SUPPLIED RECORDS →
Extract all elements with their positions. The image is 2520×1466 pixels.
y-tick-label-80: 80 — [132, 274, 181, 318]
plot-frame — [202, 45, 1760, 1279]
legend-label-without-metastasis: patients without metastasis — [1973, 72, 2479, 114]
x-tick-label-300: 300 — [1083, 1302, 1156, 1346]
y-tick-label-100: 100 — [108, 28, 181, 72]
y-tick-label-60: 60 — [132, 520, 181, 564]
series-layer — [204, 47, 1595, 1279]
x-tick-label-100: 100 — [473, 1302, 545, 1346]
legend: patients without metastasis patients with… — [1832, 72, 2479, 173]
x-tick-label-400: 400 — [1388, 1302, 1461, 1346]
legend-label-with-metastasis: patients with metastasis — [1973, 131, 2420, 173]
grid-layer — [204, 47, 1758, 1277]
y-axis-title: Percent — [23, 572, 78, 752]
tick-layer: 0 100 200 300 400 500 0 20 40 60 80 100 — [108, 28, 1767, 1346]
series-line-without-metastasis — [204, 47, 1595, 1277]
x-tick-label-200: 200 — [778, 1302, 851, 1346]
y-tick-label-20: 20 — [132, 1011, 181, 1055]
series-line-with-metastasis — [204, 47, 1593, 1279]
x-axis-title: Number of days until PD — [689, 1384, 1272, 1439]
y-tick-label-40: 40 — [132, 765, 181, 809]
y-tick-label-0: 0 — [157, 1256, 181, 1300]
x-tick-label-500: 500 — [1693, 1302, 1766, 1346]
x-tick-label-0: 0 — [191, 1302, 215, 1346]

EXERCISE PROMPT → The data must be transcribed in full. Every word stays the same.

OUTPUT BELOW →
Extract all elements with their positions. The image is 2520×1466 pixels.
y-tick-label-80: 80 — [132, 274, 181, 318]
plot-frame — [202, 45, 1760, 1279]
legend-label-without-metastasis: patients without metastasis — [1973, 72, 2479, 114]
x-tick-label-300: 300 — [1083, 1302, 1156, 1346]
y-tick-label-100: 100 — [108, 28, 181, 72]
y-tick-label-60: 60 — [132, 520, 181, 564]
series-layer — [204, 47, 1595, 1279]
x-tick-label-100: 100 — [473, 1302, 545, 1346]
legend: patients without metastasis patients with… — [1832, 72, 2479, 173]
x-tick-label-400: 400 — [1388, 1302, 1461, 1346]
legend-label-with-metastasis: patients with metastasis — [1973, 131, 2420, 173]
grid-layer — [204, 47, 1758, 1277]
y-axis-title: Percent — [23, 572, 78, 752]
tick-layer: 0 100 200 300 400 500 0 20 40 60 80 100 — [108, 28, 1767, 1346]
series-line-without-metastasis — [204, 47, 1595, 1277]
x-tick-label-200: 200 — [778, 1302, 851, 1346]
y-tick-label-20: 20 — [132, 1011, 181, 1055]
series-line-with-metastasis — [204, 47, 1593, 1279]
x-axis-title: Number of days until PD — [689, 1384, 1272, 1439]
y-tick-label-40: 40 — [132, 765, 181, 809]
y-tick-label-0: 0 — [157, 1256, 181, 1300]
x-tick-label-500: 500 — [1693, 1302, 1766, 1346]
x-tick-label-0: 0 — [191, 1302, 215, 1346]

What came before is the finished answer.